● TAREFA PROPOSTA
No texto sobre Brigham Young, reproduza literalmente tudo desde "Em 8 de agosto" até "falecido, Joseph Smith.".

● DOCUMENTO DE ORIGEM
·····

Em 8 de agosto de 1844, nos dias sombrios após o martírio do Profeta e do Patriarca, Brigham deixou isso claro aos santos: “Vocês não podem nomear um profeta”, disse ele, “mas se vocês deixarem os Doze permanecerem e agir em seu lugar, as chaves do reino estão com eles, e eles podem administrar os assuntos da igreja e dirigir todas as coisas corretamente.”
Brigham Young e seus colegas apóstolos entendiam a importância de concluir o Templo de Nauvoo, como muitos outros aspirantes à liderança (incluindo, aparentemente, Sidney Rigdon) não entendiam. Mas não era apenas um projeto de legado para eles, uma herança do amigo falecido, Joseph Smith.
E os desafios e ameaças dos inimigos dos santos continuavam, enquanto aumentava a pressão para que abandonassem Nauvoo e partissem. Como apóstolo principal, Brigham buscou e recebeu revelação. Tendo perguntado ao Senhor se deveriam ficar e terminar o templo, ele registrou simplesmente em seu diário em 24 de janeiro de 1845: “A resposta foi que deveríamos.”
Como observou o Presidente James E. Faust, Brigham Young tinha confiança inabalável no que estava fazendo porque sabia que o plano não era dele. Como disse aos santos quase uma década após chegarem ao Vale do Grande Lago Salgado:
“Não idealizei o grande plano de o Senhor abrir o caminho para enviar este povo para estas montanhas.”
Então, quem idealizou? “Foi o poder de Deus que operou a salvação para este povo”, insistiu ele. “Eu jamais poderia ter idealizado tal plano.” Como registrou um visitante do século XIX que não era santo dos últimos dias, ao visitar seu escritório (e como outros também notaram), Brigham tinha notável autoconfiança e “certeza absoluta de si mesmo e de suas próprias opiniões”.
O que a série promete mostrar:
“Becoming Brigham” é uma tentativa de retratar o primeiro encontro de Brigham com a Restauração, sua conversão, seu treinamento como apóstolo para eventual liderança da Igreja, a ascensão dos Doze desde seu papel inicial como um quórum missionário voltado para fora até sua liderança final sobre a Igreja como um todo.
Ela discutirá a presidência de Brigham Young na Igreja, incluindo análises sem mascarar os fatos de questões controversas como violência no Território de Utah (por exemplo, o notório Massacre de Mountain Meadows), raça e escravidão, relações com os nativos americanos e casamento plural.

·····

● MATERIAL FORNECIDO

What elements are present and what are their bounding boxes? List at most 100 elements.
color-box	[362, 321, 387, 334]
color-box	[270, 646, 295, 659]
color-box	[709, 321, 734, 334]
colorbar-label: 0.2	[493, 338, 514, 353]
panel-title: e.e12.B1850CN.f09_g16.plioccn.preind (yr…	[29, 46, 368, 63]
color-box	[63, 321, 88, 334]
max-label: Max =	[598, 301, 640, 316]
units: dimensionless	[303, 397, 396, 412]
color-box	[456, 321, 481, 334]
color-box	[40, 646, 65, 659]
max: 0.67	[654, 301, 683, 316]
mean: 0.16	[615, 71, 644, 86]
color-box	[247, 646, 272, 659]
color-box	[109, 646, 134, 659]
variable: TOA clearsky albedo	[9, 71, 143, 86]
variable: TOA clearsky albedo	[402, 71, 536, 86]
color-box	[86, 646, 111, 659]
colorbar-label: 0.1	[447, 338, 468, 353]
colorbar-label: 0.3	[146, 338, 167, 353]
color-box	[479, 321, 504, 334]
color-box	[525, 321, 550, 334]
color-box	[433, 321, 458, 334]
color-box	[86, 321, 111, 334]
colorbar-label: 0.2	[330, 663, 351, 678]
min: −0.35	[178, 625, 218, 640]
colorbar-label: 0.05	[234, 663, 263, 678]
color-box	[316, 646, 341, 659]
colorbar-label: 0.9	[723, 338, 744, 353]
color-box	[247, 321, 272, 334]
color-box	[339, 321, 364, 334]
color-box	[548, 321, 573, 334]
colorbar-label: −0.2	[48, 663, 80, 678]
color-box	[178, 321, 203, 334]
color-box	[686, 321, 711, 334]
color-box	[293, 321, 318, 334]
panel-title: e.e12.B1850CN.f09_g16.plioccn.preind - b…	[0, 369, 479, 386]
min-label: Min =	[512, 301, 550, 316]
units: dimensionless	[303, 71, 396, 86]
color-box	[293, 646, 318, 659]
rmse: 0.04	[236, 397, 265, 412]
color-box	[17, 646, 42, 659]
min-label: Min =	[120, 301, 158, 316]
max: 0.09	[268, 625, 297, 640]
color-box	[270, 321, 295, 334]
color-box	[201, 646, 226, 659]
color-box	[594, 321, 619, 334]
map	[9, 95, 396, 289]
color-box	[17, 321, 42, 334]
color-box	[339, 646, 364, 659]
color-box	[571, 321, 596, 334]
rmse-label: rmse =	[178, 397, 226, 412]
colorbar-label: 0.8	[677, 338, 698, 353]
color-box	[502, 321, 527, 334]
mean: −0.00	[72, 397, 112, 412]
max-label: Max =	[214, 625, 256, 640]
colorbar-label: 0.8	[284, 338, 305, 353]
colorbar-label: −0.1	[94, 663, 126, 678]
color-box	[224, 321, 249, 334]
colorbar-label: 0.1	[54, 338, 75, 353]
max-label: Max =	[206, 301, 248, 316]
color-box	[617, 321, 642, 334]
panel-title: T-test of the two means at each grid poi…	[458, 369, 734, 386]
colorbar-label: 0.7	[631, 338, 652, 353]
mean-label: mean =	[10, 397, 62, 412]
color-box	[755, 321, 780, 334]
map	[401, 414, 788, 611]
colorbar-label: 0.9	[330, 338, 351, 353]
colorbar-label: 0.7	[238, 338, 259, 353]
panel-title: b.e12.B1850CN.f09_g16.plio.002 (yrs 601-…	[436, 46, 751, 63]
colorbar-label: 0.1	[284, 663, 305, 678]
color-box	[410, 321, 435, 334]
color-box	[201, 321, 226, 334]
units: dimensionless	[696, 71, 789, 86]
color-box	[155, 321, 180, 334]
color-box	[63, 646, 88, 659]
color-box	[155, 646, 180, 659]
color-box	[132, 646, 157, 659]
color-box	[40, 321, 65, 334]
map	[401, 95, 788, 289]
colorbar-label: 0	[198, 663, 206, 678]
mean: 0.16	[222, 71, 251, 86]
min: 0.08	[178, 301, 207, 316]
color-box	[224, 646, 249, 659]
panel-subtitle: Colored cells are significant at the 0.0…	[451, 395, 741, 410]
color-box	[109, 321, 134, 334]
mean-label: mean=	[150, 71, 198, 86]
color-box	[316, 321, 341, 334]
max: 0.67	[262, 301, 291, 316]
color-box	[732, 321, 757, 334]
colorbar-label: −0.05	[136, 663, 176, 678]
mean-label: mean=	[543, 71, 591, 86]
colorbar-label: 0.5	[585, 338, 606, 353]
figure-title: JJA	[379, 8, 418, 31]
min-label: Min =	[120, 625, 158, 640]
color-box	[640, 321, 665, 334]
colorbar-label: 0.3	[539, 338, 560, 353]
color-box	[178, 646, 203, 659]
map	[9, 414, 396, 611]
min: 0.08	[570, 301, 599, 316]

·····

● RESPOSTA REDIGIDA
Em 8 de agosto de 1844, nos dias sombrios após o martírio do Profeta e do Patriarca, Brigham deixou isso claro aos santos: “Vocês não podem nomear um profeta”, disse ele, “mas se vocês deixarem os Doze permanecerem e agir em seu lugar, as chaves do reino estão com eles, e eles podem administrar os assuntos da igreja e dirigir todas as coisas corretamente.”
Brigham Young e seus colegas apóstolos entendiam a importância de concluir o Templo de Nauvoo, como muitos outros aspirantes à liderança (incluindo, aparentemente, Sidney Rigdon) não entendiam. Mas não era apenas um projeto de legado para eles, uma herança do amigo falecido, Joseph Smith.